(Records that describe figures)

-------

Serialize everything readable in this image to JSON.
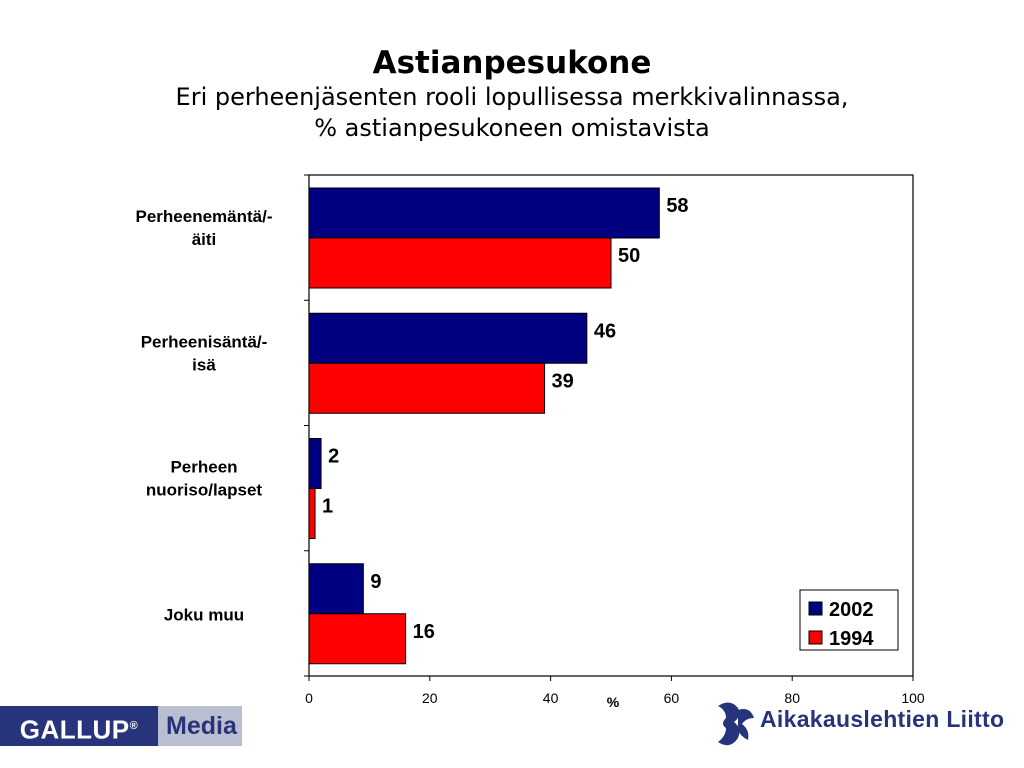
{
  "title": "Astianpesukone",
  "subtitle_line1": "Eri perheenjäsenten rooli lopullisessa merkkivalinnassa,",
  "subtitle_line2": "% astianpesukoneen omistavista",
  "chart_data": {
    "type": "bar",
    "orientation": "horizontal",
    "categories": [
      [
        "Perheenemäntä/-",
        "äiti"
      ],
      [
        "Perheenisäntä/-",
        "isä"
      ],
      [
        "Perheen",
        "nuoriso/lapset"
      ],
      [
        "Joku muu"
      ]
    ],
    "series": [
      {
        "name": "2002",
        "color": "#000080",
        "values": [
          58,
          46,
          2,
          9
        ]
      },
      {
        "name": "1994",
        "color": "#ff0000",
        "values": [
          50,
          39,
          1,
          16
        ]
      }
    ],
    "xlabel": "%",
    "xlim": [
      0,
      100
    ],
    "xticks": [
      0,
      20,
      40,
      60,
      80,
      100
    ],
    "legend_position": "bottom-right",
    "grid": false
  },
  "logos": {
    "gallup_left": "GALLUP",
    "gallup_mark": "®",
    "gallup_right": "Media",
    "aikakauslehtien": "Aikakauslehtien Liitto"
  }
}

-------

*Given instruction*.
Your task is to repeat the data above exactly while excluding the pictures.

*Solution for this exercise*.
Serialize everything readable in this image to JSON.
{
  "title": "Astianpesukone",
  "subtitle_line1": "Eri perheenjäsenten rooli lopullisessa merkkivalinnassa,",
  "subtitle_line2": "% astianpesukoneen omistavista",
  "chart_data": {
    "type": "bar",
    "orientation": "horizontal",
    "categories": [
      [
        "Perheenemäntä/-",
        "äiti"
      ],
      [
        "Perheenisäntä/-",
        "isä"
      ],
      [
        "Perheen",
        "nuoriso/lapset"
      ],
      [
        "Joku muu"
      ]
    ],
    "series": [
      {
        "name": "2002",
        "color": "#000080",
        "values": [
          58,
          46,
          2,
          9
        ]
      },
      {
        "name": "1994",
        "color": "#ff0000",
        "values": [
          50,
          39,
          1,
          16
        ]
      }
    ],
    "xlabel": "%",
    "xlim": [
      0,
      100
    ],
    "xticks": [
      0,
      20,
      40,
      60,
      80,
      100
    ],
    "legend_position": "bottom-right",
    "grid": false
  },
  "logos": {
    "gallup_left": "GALLUP",
    "gallup_mark": "®",
    "gallup_right": "Media",
    "aikakauslehtien": "Aikakauslehtien Liitto"
  }
}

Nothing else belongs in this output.